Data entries
*-*-*

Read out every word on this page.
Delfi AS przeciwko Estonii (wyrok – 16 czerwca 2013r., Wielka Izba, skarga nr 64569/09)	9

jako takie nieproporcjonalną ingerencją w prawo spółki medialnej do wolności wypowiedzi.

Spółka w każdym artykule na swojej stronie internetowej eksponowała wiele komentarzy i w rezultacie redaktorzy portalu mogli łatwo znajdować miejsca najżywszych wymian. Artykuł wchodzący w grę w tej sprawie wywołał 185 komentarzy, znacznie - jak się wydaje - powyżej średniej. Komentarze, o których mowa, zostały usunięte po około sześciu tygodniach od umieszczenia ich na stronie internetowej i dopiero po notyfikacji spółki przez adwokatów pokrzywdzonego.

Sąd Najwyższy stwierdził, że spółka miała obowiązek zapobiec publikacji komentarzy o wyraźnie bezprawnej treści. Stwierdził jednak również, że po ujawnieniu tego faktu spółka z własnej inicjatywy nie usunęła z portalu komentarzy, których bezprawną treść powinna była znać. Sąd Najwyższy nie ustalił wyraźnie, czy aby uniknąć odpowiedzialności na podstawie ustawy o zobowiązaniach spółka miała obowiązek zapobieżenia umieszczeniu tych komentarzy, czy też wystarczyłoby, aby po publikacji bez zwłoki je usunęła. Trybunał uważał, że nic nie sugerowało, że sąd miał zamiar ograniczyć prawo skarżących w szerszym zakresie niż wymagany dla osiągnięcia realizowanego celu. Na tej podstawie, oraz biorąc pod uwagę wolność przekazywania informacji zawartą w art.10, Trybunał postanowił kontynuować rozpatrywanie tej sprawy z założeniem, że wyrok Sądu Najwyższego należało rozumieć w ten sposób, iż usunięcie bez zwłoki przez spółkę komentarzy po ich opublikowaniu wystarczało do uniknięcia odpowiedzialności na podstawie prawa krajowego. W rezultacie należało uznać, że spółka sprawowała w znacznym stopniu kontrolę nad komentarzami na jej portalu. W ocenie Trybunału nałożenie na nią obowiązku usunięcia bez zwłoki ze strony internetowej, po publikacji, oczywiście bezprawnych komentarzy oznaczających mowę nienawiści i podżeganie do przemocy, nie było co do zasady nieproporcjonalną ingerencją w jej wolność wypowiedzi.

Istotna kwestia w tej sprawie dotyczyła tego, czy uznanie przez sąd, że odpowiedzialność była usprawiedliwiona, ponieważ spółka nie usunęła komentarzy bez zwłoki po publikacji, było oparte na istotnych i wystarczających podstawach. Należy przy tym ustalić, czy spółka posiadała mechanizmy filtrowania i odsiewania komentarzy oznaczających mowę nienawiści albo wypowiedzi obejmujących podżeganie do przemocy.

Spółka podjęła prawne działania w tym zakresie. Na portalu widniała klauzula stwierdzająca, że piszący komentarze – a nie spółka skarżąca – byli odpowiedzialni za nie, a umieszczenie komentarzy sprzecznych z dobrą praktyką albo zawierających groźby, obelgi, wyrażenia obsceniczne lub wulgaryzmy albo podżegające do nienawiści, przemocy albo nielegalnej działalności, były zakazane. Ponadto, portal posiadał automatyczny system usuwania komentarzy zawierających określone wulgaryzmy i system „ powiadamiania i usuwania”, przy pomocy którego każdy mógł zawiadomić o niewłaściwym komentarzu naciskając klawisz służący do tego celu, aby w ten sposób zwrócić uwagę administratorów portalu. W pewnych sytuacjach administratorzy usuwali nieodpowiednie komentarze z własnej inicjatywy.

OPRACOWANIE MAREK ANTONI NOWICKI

*-*-*

**AIM:**
Reproduce the listing shown above in its entirety, exactly.

**TASK RESPONSE:**
Read out every word on this page.
Delfi AS przeciwko Estonii (wyrok – 16 czerwca 2013r., Wielka Izba, skarga nr 64569/09)	9

jako takie nieproporcjonalną ingerencją w prawo spółki medialnej do wolności wypowiedzi.

Spółka w każdym artykule na swojej stronie internetowej eksponowała wiele komentarzy i w rezultacie redaktorzy portalu mogli łatwo znajdować miejsca najżywszych wymian. Artykuł wchodzący w grę w tej sprawie wywołał 185 komentarzy, znacznie - jak się wydaje - powyżej średniej. Komentarze, o których mowa, zostały usunięte po około sześciu tygodniach od umieszczenia ich na stronie internetowej i dopiero po notyfikacji spółki przez adwokatów pokrzywdzonego.

Sąd Najwyższy stwierdził, że spółka miała obowiązek zapobiec publikacji komentarzy o wyraźnie bezprawnej treści. Stwierdził jednak również, że po ujawnieniu tego faktu spółka z własnej inicjatywy nie usunęła z portalu komentarzy, których bezprawną treść powinna była znać. Sąd Najwyższy nie ustalił wyraźnie, czy aby uniknąć odpowiedzialności na podstawie ustawy o zobowiązaniach spółka miała obowiązek zapobieżenia umieszczeniu tych komentarzy, czy też wystarczyłoby, aby po publikacji bez zwłoki je usunęła. Trybunał uważał, że nic nie sugerowało, że sąd miał zamiar ograniczyć prawo skarżących w szerszym zakresie niż wymagany dla osiągnięcia realizowanego celu. Na tej podstawie, oraz biorąc pod uwagę wolność przekazywania informacji zawartą w art.10, Trybunał postanowił kontynuować rozpatrywanie tej sprawy z założeniem, że wyrok Sądu Najwyższego należało rozumieć w ten sposób, iż usunięcie bez zwłoki przez spółkę komentarzy po ich opublikowaniu wystarczało do uniknięcia odpowiedzialności na podstawie prawa krajowego. W rezultacie należało uznać, że spółka sprawowała w znacznym stopniu kontrolę nad komentarzami na jej portalu. W ocenie Trybunału nałożenie na nią obowiązku usunięcia bez zwłoki ze strony internetowej, po publikacji, oczywiście bezprawnych komentarzy oznaczających mowę nienawiści i podżeganie do przemocy, nie było co do zasady nieproporcjonalną ingerencją w jej wolność wypowiedzi.

Istotna kwestia w tej sprawie dotyczyła tego, czy uznanie przez sąd, że odpowiedzialność była usprawiedliwiona, ponieważ spółka nie usunęła komentarzy bez zwłoki po publikacji, było oparte na istotnych i wystarczających podstawach. Należy przy tym ustalić, czy spółka posiadała mechanizmy filtrowania i odsiewania komentarzy oznaczających mowę nienawiści albo wypowiedzi obejmujących podżeganie do przemocy.

Spółka podjęła prawne działania w tym zakresie. Na portalu widniała klauzula stwierdzająca, że piszący komentarze – a nie spółka skarżąca – byli odpowiedzialni za nie, a umieszczenie komentarzy sprzecznych z dobrą praktyką albo zawierających groźby, obelgi, wyrażenia obsceniczne lub wulgaryzmy albo podżegające do nienawiści, przemocy albo nielegalnej działalności, były zakazane. Ponadto, portal posiadał automatyczny system usuwania komentarzy zawierających określone wulgaryzmy i system „ powiadamiania i usuwania”, przy pomocy którego każdy mógł zawiadomić o niewłaściwym komentarzu naciskając klawisz służący do tego celu, aby w ten sposób zwrócić uwagę administratorów portalu. W pewnych sytuacjach administratorzy usuwali nieodpowiednie komentarze z własnej inicjatywy.

OPRACOWANIE MAREK ANTONI NOWICKI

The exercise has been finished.